**Prompt**
Find the line that contains "Extract the structured" and print it and every line after it, exactly, please.

────

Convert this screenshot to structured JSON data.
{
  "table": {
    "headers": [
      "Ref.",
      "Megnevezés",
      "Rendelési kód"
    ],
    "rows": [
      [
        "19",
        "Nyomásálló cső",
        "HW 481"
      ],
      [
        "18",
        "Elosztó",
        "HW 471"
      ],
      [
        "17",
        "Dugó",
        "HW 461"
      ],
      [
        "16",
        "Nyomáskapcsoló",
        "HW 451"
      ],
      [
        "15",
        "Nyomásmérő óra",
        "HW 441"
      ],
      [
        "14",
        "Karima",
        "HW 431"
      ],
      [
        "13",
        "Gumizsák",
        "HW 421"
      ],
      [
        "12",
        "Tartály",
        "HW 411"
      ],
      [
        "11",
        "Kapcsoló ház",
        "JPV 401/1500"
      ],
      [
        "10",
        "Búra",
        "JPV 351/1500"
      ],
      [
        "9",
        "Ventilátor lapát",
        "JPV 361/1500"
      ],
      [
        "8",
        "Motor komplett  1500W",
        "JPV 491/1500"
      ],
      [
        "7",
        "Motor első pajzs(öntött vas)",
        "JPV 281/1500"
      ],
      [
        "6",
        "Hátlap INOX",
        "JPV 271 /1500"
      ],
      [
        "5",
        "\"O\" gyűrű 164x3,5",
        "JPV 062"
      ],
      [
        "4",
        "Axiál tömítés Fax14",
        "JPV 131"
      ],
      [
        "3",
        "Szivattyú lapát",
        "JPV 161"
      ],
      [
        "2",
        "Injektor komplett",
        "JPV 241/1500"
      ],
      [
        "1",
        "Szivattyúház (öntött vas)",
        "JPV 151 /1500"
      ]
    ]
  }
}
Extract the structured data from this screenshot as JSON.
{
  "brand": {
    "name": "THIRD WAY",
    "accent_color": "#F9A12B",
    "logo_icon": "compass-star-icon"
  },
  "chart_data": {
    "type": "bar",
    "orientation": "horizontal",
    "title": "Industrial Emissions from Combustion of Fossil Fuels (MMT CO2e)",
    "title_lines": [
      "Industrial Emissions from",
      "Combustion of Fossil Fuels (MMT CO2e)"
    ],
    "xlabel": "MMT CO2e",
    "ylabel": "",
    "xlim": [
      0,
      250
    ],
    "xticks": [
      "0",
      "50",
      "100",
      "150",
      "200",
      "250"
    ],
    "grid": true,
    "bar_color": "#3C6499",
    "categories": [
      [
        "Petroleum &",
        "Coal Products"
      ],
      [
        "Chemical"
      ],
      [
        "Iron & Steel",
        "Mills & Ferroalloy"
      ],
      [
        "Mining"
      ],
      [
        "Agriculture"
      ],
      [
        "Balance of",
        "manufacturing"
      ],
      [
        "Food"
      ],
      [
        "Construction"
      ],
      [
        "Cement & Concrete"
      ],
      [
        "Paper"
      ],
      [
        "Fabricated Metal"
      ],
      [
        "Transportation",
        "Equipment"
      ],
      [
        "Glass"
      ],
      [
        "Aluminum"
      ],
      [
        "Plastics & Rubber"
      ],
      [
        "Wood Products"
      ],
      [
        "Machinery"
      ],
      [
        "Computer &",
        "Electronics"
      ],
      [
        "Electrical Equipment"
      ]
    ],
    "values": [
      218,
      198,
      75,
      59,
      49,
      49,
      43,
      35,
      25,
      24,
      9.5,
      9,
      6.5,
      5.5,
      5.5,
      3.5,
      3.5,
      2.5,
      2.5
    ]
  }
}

────

**Reply**
Extract the structured data from this screenshot as JSON.
{
  "brand": {
    "name": "THIRD WAY",
    "accent_color": "#F9A12B",
    "logo_icon": "compass-star-icon"
  },
  "chart_data": {
    "type": "bar",
    "orientation": "horizontal",
    "title": "Industrial Emissions from Combustion of Fossil Fuels (MMT CO2e)",
    "title_lines": [
      "Industrial Emissions from",
      "Combustion of Fossil Fuels (MMT CO2e)"
    ],
    "xlabel": "MMT CO2e",
    "ylabel": "",
    "xlim": [
      0,
      250
    ],
    "xticks": [
      "0",
      "50",
      "100",
      "150",
      "200",
      "250"
    ],
    "grid": true,
    "bar_color": "#3C6499",
    "categories": [
      [
        "Petroleum &",
        "Coal Products"
      ],
      [
        "Chemical"
      ],
      [
        "Iron & Steel",
        "Mills & Ferroalloy"
      ],
      [
        "Mining"
      ],
      [
        "Agriculture"
      ],
      [
        "Balance of",
        "manufacturing"
      ],
      [
        "Food"
      ],
      [
        "Construction"
      ],
      [
        "Cement & Concrete"
      ],
      [
        "Paper"
      ],
      [
        "Fabricated Metal"
      ],
      [
        "Transportation",
        "Equipment"
      ],
      [
        "Glass"
      ],
      [
        "Aluminum"
      ],
      [
        "Plastics & Rubber"
      ],
      [
        "Wood Products"
      ],
      [
        "Machinery"
      ],
      [
        "Computer &",
        "Electronics"
      ],
      [
        "Electrical Equipment"
      ]
    ],
    "values": [
      218,
      198,
      75,
      59,
      49,
      49,
      43,
      35,
      25,
      24,
      9.5,
      9,
      6.5,
      5.5,
      5.5,
      3.5,
      3.5,
      2.5,
      2.5
    ]
  }
}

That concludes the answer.